State how many lines in the listing below include the word "payments", and add nothing besides the number.
::::
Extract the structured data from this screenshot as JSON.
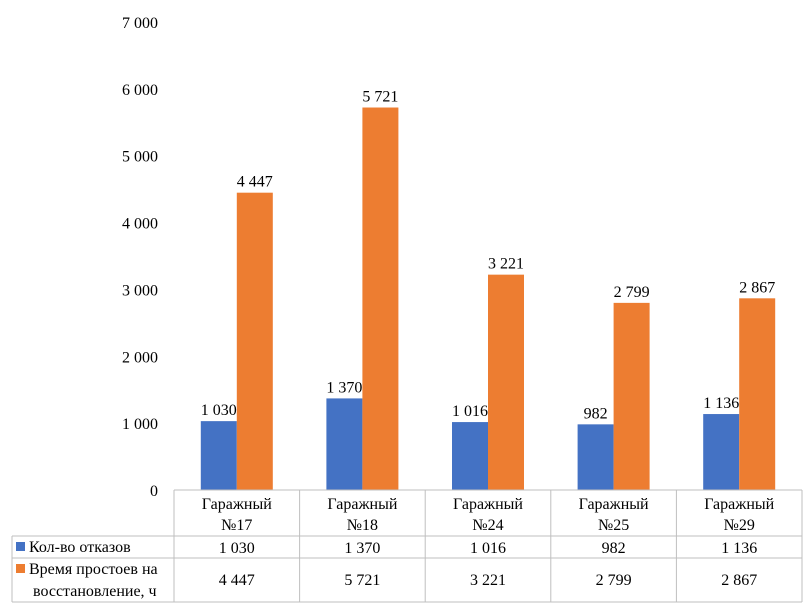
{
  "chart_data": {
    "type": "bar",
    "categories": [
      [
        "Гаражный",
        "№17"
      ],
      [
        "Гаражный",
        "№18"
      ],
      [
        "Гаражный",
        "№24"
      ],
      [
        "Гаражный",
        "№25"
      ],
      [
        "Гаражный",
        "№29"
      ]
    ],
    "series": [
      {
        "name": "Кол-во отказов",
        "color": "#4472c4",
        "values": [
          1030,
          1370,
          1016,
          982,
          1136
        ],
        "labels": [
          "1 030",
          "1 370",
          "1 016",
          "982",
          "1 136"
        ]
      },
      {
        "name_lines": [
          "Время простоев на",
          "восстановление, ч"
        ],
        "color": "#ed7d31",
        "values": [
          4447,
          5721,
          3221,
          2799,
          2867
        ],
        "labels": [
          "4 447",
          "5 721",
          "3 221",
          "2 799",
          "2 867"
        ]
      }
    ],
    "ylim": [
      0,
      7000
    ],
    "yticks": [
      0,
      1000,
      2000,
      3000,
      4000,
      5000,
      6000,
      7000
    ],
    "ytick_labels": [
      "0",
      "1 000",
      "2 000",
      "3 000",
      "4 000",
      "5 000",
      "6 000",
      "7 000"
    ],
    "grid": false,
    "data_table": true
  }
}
::::
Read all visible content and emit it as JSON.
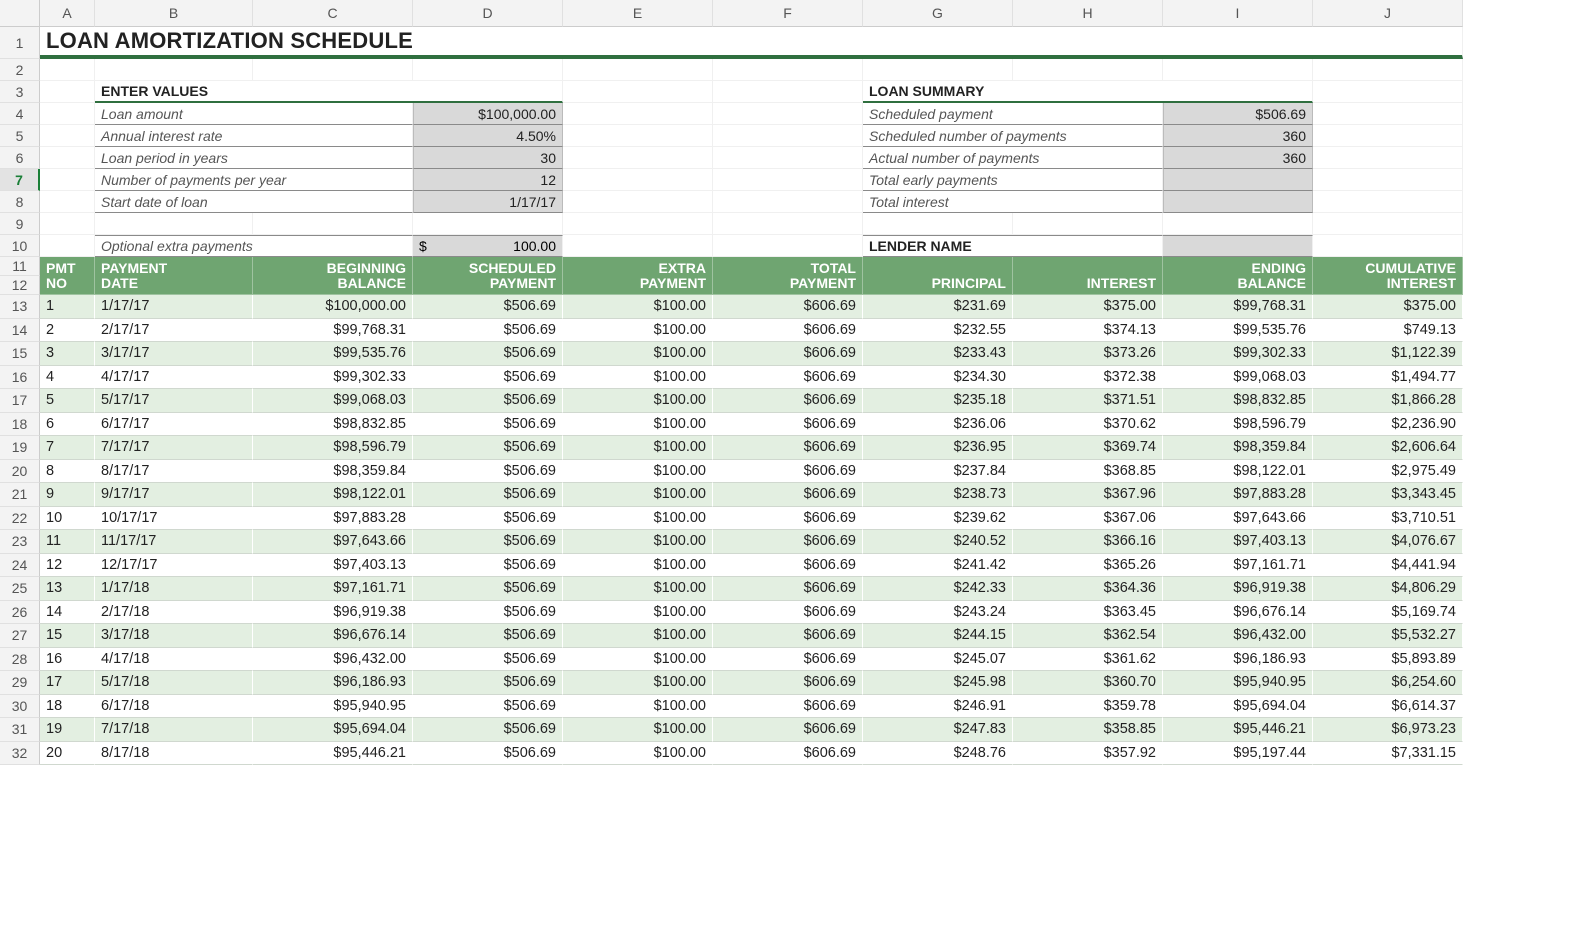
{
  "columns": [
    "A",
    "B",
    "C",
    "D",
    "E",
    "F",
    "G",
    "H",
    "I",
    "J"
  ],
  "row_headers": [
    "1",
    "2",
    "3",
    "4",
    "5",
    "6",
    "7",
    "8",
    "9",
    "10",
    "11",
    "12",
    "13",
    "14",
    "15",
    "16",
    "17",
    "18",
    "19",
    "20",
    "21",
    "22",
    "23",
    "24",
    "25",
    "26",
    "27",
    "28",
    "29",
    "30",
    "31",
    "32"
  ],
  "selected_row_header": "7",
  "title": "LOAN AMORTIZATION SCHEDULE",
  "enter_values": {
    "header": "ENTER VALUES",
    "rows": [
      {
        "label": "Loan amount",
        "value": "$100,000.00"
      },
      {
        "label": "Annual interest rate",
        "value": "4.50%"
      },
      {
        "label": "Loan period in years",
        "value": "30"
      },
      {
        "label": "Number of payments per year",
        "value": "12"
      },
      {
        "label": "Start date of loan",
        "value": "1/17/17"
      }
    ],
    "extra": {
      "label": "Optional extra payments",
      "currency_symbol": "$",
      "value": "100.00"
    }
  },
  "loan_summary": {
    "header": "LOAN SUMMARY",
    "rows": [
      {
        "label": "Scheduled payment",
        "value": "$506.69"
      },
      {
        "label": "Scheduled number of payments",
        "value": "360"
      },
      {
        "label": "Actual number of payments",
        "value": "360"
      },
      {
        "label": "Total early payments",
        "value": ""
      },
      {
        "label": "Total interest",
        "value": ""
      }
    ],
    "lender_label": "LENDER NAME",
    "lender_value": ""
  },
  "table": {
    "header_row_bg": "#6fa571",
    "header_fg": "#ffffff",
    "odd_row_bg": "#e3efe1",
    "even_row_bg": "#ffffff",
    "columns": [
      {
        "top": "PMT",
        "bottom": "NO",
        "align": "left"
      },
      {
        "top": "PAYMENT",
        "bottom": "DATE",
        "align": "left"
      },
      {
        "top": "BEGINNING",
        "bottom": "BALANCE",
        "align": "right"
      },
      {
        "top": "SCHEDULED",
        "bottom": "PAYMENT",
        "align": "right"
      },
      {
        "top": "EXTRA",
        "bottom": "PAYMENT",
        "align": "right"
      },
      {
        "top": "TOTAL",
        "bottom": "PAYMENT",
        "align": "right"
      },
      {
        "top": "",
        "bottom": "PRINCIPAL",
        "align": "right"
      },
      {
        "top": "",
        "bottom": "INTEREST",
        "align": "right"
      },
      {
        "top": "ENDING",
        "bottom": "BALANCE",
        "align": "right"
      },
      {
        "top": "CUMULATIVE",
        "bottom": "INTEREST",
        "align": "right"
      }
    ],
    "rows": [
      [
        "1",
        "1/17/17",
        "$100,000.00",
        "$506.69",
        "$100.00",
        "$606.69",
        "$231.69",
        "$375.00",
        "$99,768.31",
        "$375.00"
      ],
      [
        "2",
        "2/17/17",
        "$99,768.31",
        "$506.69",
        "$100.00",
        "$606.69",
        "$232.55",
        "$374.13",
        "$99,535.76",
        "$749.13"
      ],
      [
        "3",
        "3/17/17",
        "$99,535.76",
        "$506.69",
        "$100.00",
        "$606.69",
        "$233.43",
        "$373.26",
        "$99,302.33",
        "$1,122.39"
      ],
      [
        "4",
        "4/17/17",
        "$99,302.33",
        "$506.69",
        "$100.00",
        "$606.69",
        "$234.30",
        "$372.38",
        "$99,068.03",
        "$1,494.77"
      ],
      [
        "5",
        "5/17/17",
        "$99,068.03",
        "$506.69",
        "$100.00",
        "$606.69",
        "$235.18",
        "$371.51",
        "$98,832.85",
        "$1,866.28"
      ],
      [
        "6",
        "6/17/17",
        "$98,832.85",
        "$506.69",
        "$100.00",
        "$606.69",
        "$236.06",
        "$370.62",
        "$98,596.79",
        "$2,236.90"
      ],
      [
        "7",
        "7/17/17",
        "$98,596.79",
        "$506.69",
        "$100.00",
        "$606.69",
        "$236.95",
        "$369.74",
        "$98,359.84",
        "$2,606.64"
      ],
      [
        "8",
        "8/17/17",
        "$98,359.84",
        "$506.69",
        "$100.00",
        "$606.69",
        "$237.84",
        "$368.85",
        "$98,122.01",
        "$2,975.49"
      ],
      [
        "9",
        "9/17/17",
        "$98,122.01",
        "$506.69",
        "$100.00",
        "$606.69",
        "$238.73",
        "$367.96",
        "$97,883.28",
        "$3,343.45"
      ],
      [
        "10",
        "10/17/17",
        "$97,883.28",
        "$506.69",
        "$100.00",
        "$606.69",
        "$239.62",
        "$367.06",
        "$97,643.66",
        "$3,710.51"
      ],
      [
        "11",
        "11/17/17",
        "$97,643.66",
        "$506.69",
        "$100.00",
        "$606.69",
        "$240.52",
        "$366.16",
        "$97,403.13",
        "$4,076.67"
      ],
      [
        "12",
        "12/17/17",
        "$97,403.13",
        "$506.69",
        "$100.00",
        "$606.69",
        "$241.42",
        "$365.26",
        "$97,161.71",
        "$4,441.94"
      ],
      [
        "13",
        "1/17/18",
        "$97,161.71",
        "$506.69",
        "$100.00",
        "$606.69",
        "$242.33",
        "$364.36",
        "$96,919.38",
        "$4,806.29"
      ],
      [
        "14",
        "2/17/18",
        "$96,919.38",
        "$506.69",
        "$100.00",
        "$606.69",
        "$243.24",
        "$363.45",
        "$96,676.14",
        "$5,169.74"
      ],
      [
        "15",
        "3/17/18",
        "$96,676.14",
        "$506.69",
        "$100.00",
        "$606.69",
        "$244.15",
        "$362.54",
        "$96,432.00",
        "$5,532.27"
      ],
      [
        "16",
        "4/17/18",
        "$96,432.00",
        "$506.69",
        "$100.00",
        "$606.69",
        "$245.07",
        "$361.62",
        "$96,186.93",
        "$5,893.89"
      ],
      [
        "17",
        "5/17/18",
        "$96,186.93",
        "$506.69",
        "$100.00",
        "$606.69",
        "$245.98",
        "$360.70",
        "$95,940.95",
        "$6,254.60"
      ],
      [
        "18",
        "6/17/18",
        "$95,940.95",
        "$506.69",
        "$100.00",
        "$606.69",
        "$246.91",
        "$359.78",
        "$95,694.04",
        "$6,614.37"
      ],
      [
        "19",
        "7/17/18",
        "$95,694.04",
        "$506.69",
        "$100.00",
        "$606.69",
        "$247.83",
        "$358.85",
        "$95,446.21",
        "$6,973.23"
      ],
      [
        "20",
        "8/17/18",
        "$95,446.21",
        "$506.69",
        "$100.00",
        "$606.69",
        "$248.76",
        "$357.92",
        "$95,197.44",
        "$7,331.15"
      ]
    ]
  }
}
::::
> [EXERCISE SOLUTION] 5